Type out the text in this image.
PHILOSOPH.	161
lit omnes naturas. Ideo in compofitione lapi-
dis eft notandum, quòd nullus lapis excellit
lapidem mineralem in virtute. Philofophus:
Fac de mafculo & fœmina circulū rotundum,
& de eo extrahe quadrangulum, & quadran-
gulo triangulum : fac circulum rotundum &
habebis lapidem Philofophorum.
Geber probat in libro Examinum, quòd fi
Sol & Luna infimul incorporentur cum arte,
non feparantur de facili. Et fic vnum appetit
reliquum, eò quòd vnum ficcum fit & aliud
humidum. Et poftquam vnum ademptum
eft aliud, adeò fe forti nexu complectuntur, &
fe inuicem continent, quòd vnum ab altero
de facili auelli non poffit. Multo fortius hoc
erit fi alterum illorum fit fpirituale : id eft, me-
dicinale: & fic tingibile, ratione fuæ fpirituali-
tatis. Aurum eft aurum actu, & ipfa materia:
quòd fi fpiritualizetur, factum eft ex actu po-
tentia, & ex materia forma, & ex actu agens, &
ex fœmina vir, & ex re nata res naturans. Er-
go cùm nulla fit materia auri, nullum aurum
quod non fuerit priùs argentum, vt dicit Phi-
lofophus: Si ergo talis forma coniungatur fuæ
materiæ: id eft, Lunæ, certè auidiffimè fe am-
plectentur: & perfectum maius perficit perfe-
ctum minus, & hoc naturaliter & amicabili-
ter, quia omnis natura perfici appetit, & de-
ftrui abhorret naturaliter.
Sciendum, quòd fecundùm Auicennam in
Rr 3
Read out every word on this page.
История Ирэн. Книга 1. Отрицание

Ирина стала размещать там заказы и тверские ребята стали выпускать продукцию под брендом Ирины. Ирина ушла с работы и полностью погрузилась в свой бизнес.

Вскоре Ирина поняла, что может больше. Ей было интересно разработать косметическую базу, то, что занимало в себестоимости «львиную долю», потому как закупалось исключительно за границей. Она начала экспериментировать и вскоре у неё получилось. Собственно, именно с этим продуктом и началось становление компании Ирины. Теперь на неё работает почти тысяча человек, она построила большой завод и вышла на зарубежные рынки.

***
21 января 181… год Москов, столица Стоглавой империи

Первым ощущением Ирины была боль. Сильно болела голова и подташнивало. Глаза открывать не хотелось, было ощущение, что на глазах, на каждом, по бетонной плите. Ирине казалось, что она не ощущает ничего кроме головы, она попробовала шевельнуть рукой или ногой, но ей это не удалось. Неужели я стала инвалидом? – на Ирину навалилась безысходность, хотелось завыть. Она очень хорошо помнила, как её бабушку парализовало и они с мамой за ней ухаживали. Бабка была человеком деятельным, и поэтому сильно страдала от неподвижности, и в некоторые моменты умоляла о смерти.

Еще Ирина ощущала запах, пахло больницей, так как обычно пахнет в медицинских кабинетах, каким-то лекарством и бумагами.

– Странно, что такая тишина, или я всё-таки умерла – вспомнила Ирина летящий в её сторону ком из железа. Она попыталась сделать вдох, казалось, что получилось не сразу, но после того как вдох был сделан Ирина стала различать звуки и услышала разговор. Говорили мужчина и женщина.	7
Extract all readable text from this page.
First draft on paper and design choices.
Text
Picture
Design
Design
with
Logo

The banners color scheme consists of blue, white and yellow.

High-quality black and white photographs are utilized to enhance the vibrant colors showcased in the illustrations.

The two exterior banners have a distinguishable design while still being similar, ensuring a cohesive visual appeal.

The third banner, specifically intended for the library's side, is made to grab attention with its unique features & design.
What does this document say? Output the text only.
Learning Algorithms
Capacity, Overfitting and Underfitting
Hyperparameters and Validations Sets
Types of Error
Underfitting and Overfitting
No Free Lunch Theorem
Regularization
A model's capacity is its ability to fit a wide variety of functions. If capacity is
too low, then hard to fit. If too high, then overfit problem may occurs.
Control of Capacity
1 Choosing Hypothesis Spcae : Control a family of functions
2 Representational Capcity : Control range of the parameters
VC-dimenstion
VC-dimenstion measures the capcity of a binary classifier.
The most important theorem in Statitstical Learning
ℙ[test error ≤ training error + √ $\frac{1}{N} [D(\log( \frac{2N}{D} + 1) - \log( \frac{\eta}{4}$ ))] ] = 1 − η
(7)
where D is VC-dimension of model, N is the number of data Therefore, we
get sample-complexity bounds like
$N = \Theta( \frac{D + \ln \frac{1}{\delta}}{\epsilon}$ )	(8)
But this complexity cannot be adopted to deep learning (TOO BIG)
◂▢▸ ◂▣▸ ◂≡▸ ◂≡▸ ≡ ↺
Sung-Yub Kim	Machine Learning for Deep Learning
============================================================
→ TASK PROMPT:
Faithfully reproduce all of the records, character for character.

→ FINAL RESULT:
Type out the text in this image.
PHILOSOPH.	161
lit omnes naturas. Ideo in compofitione lapi-
dis eft notandum, quòd nullus lapis excellit
lapidem mineralem in virtute. Philofophus:
Fac de mafculo & fœmina circulū rotundum,
& de eo extrahe quadrangulum, & quadran-
gulo triangulum : fac circulum rotundum &
habebis lapidem Philofophorum.
Geber probat in libro Examinum, quòd fi
Sol & Luna infimul incorporentur cum arte,
non feparantur de facili. Et fic vnum appetit
reliquum, eò quòd vnum ficcum fit & aliud
humidum. Et poftquam vnum ademptum
eft aliud, adeò fe forti nexu complectuntur, &
fe inuicem continent, quòd vnum ab altero
de facili auelli non poffit. Multo fortius hoc
erit fi alterum illorum fit fpirituale : id eft, me-
dicinale: & fic tingibile, ratione fuæ fpirituali-
tatis. Aurum eft aurum actu, & ipfa materia:
quòd fi fpiritualizetur, factum eft ex actu po-
tentia, & ex materia forma, & ex actu agens, &
ex fœmina vir, & ex re nata res naturans. Er-
go cùm nulla fit materia auri, nullum aurum
quod non fuerit priùs argentum, vt dicit Phi-
lofophus: Si ergo talis forma coniungatur fuæ
materiæ: id eft, Lunæ, certè auidiffimè fe am-
plectentur: & perfectum maius perficit perfe-
ctum minus, & hoc naturaliter & amicabili-
ter, quia omnis natura perfici appetit, & de-
ftrui abhorret naturaliter.
Sciendum, quòd fecundùm Auicennam in
Rr 3
Read out every word on this page.
История Ирэн. Книга 1. Отрицание

Ирина стала размещать там заказы и тверские ребята стали выпускать продукцию под брендом Ирины. Ирина ушла с работы и полностью погрузилась в свой бизнес.

Вскоре Ирина поняла, что может больше. Ей было интересно разработать косметическую базу, то, что занимало в себестоимости «львиную долю», потому как закупалось исключительно за границей. Она начала экспериментировать и вскоре у неё получилось. Собственно, именно с этим продуктом и началось становление компании Ирины. Теперь на неё работает почти тысяча человек, она построила большой завод и вышла на зарубежные рынки.

***
21 января 181… год Москов, столица Стоглавой империи

Первым ощущением Ирины была боль. Сильно болела голова и подташнивало. Глаза открывать не хотелось, было ощущение, что на глазах, на каждом, по бетонной плите. Ирине казалось, что она не ощущает ничего кроме головы, она попробовала шевельнуть рукой или ногой, но ей это не удалось. Неужели я стала инвалидом? – на Ирину навалилась безысходность, хотелось завыть. Она очень хорошо помнила, как её бабушку парализовало и они с мамой за ней ухаживали. Бабка была человеком деятельным, и поэтому сильно страдала от неподвижности, и в некоторые моменты умоляла о смерти.

Еще Ирина ощущала запах, пахло больницей, так как обычно пахнет в медицинских кабинетах, каким-то лекарством и бумагами.

– Странно, что такая тишина, или я всё-таки умерла – вспомнила Ирина летящий в её сторону ком из железа. Она попыталась сделать вдох, казалось, что получилось не сразу, но после того как вдох был сделан Ирина стала различать звуки и услышала разговор. Говорили мужчина и женщина.	7
Extract all readable text from this page.
First draft on paper and design choices.
Text
Picture
Design
Design
with
Logo

The banners color scheme consists of blue, white and yellow.

High-quality black and white photographs are utilized to enhance the vibrant colors showcased in the illustrations.

The two exterior banners have a distinguishable design while still being similar, ensuring a cohesive visual appeal.

The third banner, specifically intended for the library's side, is made to grab attention with its unique features & design.
What does this document say? Output the text only.
Learning Algorithms
Capacity, Overfitting and Underfitting
Hyperparameters and Validations Sets
Types of Error
Underfitting and Overfitting
No Free Lunch Theorem
Regularization
A model's capacity is its ability to fit a wide variety of functions. If capacity is
too low, then hard to fit. If too high, then overfit problem may occurs.
Control of Capacity
1 Choosing Hypothesis Spcae : Control a family of functions
2 Representational Capcity : Control range of the parameters
VC-dimenstion
VC-dimenstion measures the capcity of a binary classifier.
The most important theorem in Statitstical Learning
ℙ[test error ≤ training error + √ $\frac{1}{N} [D(\log( \frac{2N}{D} + 1) - \log( \frac{\eta}{4}$ ))] ] = 1 − η
(7)
where D is VC-dimension of model, N is the number of data Therefore, we
get sample-complexity bounds like
$N = \Theta( \frac{D + \ln \frac{1}{\delta}}{\epsilon}$ )	(8)
But this complexity cannot be adopted to deep learning (TOO BIG)
◂▢▸ ◂▣▸ ◂≡▸ ◂≡▸ ≡ ↺
Sung-Yub Kim	Machine Learning for Deep Learning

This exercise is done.